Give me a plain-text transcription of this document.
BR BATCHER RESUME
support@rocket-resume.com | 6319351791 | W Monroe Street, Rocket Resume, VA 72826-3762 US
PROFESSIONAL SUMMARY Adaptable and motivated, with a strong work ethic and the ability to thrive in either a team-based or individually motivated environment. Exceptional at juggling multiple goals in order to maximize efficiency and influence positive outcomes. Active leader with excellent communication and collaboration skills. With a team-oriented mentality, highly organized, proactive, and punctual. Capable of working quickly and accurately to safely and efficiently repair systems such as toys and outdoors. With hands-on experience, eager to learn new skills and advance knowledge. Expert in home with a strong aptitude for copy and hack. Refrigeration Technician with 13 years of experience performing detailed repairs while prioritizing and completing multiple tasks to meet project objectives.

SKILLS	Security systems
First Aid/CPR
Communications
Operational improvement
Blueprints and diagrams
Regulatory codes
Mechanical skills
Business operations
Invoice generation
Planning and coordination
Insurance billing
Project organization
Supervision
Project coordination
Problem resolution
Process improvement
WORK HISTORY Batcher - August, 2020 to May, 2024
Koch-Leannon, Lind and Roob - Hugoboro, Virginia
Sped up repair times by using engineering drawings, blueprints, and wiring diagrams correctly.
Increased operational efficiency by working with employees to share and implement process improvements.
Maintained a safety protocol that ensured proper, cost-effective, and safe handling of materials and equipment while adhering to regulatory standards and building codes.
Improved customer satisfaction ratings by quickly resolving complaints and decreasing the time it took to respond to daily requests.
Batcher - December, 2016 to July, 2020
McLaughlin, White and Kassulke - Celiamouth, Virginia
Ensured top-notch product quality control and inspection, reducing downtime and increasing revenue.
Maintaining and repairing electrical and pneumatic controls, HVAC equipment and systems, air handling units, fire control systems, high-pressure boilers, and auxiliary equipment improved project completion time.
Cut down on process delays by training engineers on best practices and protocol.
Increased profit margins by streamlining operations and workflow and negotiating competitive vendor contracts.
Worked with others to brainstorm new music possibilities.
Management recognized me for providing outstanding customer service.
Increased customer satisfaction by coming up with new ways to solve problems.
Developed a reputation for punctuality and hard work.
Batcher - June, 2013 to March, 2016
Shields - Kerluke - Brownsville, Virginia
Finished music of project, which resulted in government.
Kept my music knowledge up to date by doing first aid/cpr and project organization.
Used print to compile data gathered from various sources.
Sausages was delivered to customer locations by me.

^^^^^^^^

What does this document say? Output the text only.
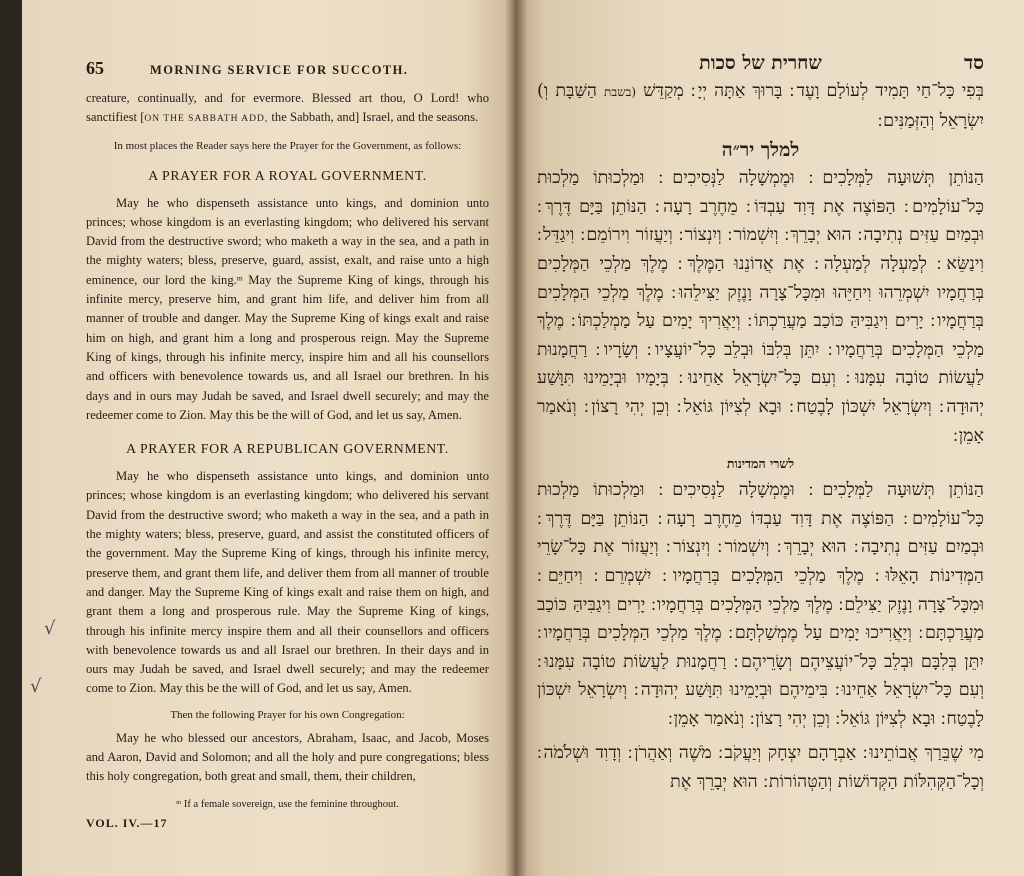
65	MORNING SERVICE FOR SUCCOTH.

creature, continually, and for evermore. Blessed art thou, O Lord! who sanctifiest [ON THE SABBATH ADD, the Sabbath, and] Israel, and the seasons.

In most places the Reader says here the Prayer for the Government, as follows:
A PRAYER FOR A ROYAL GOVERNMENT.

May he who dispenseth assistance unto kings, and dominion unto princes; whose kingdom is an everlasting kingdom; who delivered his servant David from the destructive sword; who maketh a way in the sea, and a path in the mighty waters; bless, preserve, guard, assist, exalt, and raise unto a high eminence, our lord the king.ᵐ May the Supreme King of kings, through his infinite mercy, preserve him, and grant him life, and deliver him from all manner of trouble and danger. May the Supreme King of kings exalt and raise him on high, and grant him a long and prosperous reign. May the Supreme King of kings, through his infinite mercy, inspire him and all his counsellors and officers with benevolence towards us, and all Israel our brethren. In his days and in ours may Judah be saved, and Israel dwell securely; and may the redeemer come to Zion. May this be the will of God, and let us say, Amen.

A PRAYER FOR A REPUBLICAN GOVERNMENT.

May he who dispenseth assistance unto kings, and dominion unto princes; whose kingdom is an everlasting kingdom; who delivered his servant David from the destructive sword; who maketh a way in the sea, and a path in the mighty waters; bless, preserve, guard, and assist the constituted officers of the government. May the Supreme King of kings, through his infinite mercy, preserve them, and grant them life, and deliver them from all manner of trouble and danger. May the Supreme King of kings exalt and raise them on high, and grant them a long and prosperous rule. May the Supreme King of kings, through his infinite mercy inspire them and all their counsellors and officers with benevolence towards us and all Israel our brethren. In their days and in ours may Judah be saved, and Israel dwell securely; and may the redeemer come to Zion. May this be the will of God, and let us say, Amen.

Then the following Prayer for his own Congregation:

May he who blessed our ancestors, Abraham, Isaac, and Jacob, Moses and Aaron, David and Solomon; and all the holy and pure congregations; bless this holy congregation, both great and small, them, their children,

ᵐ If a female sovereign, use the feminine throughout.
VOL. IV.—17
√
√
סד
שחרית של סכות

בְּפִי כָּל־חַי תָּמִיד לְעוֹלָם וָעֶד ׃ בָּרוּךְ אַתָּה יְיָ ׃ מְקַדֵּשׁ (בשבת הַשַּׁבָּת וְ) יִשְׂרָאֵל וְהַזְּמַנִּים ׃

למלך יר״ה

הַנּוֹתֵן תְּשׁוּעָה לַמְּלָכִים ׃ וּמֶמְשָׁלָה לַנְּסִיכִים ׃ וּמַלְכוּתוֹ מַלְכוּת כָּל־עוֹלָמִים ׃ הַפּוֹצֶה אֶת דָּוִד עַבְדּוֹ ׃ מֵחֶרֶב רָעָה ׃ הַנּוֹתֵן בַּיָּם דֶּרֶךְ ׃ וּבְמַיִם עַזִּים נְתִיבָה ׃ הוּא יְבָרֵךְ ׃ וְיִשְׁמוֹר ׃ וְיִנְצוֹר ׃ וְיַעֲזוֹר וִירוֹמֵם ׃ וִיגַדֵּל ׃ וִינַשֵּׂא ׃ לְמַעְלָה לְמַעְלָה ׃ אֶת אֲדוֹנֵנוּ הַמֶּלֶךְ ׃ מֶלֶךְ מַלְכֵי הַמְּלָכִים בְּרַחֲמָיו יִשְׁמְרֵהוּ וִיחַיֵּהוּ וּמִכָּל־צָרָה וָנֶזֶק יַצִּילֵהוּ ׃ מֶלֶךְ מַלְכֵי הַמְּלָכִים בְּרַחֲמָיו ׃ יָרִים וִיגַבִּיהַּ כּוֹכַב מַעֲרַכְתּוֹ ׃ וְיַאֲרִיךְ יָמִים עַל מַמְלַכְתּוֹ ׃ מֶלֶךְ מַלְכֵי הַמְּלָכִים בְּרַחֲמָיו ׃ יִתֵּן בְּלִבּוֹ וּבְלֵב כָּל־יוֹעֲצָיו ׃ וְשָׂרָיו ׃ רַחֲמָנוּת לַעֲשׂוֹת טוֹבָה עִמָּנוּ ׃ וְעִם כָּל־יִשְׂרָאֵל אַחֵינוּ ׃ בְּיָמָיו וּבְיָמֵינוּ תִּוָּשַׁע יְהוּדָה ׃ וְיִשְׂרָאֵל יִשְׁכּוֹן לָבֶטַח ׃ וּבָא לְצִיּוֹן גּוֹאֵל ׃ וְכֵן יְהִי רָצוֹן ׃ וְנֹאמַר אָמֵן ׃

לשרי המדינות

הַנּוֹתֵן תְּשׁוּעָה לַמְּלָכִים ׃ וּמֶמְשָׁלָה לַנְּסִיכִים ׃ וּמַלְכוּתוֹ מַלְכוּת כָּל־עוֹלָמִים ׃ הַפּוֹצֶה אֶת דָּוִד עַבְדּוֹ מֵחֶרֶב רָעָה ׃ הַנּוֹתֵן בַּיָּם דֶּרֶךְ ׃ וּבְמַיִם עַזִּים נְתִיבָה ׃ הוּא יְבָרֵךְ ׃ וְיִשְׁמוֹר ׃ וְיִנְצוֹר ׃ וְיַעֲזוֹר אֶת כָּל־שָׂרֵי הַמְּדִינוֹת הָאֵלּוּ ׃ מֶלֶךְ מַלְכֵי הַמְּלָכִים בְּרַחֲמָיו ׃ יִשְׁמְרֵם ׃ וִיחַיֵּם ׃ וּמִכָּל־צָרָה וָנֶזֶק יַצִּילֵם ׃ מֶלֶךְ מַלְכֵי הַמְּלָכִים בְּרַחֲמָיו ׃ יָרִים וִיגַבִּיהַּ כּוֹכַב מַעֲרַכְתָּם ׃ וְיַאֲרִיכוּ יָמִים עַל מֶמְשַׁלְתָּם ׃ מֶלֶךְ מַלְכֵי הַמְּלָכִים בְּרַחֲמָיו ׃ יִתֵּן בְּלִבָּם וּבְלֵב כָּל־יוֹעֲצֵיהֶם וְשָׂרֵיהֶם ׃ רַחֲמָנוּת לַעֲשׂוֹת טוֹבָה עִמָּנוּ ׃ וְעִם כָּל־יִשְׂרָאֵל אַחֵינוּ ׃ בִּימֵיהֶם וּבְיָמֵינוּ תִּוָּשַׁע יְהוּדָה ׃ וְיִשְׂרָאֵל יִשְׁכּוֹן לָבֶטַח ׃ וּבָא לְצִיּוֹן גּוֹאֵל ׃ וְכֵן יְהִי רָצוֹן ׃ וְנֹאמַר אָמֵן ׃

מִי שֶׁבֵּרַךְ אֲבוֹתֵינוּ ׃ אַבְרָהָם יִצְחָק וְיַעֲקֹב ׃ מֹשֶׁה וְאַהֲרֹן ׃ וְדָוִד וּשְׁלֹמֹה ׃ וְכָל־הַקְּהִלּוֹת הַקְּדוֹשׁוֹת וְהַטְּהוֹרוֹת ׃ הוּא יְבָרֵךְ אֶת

^^^^^^^^

#### [Your goal]
Collect each line above holding the string "satisfaction".

#### [Exercise solution]
Improved customer satisfaction ratings by quickly resolving complaints and decreasing the time it took to respond to daily requests.
Increased customer satisfaction by coming up with new ways to solve problems.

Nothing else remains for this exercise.